** MATERIAL TO PROCESS **
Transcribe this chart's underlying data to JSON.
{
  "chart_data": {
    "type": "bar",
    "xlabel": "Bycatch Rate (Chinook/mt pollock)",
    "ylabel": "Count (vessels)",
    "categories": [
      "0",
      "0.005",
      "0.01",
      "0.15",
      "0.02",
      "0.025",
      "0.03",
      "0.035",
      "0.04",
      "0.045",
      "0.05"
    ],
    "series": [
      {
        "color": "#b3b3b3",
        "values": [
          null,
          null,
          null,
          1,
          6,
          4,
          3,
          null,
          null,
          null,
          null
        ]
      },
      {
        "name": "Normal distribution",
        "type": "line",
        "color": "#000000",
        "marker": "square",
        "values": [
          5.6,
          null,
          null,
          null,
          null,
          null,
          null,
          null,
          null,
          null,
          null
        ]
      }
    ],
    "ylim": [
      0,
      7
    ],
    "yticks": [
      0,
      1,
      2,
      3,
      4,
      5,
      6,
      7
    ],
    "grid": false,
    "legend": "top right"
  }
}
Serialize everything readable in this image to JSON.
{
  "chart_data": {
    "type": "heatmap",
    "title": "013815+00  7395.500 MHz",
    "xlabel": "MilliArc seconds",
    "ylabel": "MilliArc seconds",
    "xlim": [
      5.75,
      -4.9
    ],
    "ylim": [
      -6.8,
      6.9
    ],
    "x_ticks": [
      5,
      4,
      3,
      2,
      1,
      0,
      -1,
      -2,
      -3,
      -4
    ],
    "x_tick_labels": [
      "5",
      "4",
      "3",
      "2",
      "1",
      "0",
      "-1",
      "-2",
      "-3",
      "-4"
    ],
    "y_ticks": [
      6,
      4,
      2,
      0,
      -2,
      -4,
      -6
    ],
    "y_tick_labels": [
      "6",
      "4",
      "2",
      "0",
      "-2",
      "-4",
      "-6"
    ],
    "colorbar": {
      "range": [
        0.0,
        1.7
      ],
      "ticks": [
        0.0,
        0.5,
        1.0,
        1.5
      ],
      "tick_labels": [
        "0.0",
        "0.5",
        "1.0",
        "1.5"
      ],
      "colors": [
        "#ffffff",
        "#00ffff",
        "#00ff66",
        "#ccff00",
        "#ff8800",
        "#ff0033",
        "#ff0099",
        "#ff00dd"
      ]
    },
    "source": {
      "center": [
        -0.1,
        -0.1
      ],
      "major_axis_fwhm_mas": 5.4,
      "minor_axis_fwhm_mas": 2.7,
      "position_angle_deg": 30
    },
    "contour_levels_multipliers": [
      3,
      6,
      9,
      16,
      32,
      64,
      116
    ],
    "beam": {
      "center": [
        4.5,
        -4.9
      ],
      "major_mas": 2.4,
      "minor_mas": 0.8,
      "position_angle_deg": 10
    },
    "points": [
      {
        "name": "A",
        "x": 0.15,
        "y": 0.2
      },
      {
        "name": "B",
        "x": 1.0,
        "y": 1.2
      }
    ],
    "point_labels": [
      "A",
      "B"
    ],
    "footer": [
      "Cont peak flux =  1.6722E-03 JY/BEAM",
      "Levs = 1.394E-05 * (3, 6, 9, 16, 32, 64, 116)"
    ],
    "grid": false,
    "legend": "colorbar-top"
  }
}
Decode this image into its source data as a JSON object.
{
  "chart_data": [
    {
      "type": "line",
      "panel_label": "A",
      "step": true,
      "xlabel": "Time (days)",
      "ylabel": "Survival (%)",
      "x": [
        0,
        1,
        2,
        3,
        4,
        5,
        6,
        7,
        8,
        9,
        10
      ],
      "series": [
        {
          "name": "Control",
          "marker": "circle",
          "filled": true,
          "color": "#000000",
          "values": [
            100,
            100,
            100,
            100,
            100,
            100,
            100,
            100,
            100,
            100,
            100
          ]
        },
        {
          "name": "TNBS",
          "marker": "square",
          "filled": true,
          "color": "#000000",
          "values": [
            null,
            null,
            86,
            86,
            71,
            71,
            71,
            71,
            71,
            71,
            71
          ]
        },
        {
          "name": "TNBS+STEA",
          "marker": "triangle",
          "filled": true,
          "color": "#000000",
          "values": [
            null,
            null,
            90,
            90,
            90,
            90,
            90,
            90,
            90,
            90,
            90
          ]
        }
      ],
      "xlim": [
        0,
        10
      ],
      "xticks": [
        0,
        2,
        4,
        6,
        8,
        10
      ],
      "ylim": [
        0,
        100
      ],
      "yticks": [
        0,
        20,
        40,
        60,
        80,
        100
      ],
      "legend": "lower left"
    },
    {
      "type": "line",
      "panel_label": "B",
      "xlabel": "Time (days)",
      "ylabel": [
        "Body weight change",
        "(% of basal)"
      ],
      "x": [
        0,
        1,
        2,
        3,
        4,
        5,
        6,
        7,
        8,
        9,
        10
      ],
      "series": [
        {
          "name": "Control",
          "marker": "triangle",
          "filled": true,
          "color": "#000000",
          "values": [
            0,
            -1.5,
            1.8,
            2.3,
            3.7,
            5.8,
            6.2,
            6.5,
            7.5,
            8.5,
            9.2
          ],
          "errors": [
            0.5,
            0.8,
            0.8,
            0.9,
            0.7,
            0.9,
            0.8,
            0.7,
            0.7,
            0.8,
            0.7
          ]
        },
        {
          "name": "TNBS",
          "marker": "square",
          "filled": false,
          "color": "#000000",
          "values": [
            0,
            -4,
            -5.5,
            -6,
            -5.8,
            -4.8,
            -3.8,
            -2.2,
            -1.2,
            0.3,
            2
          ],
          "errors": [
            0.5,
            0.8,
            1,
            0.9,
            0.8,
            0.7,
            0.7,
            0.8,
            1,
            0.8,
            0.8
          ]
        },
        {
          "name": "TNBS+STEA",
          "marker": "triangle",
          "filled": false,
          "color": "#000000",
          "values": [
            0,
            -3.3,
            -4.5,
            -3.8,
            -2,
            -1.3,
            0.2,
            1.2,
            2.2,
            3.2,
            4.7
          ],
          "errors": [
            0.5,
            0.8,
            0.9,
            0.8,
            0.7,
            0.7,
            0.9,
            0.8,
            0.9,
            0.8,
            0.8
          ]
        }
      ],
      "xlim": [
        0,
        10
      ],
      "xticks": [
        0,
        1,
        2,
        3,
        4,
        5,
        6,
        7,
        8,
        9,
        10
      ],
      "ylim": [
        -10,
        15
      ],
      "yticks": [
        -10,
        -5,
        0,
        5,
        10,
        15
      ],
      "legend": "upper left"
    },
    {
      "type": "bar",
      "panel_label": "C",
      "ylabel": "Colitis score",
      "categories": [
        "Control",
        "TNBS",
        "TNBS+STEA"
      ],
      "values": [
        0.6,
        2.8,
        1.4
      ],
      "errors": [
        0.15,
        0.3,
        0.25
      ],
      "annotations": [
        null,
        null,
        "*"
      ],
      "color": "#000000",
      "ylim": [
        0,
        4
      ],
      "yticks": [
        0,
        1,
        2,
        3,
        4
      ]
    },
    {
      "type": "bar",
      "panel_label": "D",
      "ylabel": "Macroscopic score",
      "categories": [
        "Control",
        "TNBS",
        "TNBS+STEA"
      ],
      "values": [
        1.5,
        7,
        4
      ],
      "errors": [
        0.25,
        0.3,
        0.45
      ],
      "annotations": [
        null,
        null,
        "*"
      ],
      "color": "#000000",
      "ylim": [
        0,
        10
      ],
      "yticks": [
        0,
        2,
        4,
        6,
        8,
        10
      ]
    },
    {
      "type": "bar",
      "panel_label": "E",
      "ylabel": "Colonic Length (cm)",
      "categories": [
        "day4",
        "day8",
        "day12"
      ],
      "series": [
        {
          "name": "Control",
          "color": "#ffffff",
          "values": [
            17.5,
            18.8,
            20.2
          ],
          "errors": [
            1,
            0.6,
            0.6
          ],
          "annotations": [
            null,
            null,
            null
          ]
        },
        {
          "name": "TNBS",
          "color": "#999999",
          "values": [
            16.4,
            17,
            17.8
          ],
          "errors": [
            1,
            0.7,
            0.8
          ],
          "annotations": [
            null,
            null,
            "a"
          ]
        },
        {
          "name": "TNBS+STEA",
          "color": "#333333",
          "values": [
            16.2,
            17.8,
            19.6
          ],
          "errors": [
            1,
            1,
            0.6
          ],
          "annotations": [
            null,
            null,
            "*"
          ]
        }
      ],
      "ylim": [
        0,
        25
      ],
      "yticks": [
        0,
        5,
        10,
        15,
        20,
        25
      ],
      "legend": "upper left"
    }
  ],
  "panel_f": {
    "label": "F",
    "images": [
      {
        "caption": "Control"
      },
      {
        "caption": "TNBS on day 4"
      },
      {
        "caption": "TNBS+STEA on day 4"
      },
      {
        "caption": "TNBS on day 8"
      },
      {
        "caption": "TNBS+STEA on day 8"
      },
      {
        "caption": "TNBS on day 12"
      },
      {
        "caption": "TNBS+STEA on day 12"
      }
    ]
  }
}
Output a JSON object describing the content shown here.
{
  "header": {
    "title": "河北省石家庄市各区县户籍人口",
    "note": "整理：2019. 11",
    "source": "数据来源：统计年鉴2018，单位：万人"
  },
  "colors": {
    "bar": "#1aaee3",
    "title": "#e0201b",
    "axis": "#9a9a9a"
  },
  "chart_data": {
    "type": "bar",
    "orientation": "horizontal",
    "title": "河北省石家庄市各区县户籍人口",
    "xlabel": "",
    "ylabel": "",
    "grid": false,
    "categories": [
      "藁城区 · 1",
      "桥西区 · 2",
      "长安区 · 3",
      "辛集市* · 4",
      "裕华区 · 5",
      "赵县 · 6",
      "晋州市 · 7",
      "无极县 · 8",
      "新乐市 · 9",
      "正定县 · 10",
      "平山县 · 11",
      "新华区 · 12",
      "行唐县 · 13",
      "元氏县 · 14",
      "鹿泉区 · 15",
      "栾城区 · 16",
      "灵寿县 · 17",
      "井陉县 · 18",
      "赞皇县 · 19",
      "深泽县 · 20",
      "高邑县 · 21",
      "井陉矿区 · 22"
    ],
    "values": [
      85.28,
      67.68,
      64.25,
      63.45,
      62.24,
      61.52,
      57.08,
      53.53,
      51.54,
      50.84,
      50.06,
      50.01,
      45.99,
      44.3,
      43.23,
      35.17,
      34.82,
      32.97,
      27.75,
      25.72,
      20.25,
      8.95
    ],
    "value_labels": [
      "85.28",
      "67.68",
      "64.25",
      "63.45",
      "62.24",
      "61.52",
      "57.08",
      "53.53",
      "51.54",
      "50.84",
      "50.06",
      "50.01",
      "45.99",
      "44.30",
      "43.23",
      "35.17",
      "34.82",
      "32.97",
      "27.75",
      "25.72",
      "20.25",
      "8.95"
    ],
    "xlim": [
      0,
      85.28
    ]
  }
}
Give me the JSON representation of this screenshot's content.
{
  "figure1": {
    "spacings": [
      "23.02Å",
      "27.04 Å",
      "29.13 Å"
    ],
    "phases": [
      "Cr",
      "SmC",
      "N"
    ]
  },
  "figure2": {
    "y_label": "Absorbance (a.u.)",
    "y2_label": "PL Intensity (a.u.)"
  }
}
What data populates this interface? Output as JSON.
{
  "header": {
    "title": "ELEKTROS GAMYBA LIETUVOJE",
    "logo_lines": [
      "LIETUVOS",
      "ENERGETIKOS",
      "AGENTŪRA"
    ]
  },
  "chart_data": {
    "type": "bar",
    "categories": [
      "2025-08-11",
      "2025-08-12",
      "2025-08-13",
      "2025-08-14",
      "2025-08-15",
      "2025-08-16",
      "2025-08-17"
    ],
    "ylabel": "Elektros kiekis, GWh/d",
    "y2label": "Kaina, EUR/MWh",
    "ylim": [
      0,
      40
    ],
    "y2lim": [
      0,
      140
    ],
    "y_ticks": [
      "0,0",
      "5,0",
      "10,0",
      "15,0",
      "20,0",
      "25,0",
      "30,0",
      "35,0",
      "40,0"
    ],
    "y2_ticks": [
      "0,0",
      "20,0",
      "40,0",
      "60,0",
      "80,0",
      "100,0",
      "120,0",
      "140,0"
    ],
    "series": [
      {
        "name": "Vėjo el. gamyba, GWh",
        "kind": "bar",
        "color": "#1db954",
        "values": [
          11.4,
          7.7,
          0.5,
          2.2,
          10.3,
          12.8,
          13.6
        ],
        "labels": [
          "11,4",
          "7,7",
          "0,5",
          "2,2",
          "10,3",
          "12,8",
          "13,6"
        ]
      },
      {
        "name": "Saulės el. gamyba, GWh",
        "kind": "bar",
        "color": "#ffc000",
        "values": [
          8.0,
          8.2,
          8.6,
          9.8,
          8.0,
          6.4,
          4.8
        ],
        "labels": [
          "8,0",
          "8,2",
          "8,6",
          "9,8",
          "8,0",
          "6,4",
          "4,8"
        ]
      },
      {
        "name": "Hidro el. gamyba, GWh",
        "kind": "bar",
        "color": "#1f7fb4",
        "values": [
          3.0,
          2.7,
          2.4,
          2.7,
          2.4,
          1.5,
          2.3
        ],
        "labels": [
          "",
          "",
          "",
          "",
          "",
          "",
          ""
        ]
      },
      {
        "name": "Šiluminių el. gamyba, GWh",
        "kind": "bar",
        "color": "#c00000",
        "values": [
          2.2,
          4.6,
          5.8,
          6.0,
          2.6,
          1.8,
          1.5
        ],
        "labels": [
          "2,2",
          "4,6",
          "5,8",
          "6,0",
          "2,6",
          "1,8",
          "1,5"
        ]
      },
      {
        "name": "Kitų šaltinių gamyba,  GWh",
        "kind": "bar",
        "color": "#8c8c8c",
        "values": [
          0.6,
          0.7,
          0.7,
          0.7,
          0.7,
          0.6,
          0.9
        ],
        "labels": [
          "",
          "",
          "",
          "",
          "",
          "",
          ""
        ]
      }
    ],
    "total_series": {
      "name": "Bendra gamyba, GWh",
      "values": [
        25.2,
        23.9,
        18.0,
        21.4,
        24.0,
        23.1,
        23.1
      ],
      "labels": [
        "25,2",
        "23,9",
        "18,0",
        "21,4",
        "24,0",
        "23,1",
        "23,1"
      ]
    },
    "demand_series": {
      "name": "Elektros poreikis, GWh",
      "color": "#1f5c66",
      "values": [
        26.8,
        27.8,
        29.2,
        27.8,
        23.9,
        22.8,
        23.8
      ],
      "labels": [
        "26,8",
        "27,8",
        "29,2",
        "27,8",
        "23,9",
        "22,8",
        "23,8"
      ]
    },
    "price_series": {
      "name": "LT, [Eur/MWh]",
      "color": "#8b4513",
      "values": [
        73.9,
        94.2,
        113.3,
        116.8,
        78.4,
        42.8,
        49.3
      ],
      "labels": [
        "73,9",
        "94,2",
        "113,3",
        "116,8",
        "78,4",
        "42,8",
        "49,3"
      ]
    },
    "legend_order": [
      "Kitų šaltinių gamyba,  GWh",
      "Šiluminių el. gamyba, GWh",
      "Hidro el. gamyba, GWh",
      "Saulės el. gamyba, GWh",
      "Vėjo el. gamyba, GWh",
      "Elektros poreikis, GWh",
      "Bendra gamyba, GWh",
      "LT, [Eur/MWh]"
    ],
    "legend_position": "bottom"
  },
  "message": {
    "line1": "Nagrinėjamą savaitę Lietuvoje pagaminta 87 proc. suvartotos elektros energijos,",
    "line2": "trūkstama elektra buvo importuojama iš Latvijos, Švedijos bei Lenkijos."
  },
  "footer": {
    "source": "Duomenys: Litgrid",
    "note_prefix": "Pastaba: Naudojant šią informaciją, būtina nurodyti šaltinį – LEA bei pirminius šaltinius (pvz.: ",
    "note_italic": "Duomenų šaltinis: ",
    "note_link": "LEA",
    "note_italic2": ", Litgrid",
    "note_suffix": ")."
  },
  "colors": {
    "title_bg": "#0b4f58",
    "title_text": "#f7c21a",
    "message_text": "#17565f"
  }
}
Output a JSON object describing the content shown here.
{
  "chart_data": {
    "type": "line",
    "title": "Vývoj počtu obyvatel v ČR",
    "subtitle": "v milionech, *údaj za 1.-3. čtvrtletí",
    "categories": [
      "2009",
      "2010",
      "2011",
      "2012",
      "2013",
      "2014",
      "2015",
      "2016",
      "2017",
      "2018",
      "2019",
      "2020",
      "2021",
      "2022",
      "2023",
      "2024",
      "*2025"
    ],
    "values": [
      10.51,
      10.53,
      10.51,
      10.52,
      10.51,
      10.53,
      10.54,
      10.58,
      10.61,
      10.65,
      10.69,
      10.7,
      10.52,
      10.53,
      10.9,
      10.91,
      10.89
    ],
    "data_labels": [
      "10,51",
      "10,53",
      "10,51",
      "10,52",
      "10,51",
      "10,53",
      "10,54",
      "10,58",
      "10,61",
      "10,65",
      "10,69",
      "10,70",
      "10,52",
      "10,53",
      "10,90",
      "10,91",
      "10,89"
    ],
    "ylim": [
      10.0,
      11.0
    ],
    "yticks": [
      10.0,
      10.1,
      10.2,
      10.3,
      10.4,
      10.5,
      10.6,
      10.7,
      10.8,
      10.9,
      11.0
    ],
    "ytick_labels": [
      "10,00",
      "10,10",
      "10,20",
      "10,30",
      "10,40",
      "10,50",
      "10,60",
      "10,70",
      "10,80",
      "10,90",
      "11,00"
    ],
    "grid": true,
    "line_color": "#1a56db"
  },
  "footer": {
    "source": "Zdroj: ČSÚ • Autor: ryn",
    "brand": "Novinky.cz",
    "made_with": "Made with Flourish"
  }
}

** WHAT THE TASK ASKS **
Look through the material and copy each line that has "ylabel".

** SOLUTION FOR THIS TASK **
    "ylabel": "Count (vessels)",
    "ylabel": "MilliArc seconds",
      "ylabel": "Survival (%)",
      "ylabel": [
      "ylabel": "Colitis score",
      "ylabel": "Macroscopic score",
      "ylabel": "Colonic Length (cm)",
    "ylabel": "",
    "ylabel": "Elektros kiekis, GWh/d",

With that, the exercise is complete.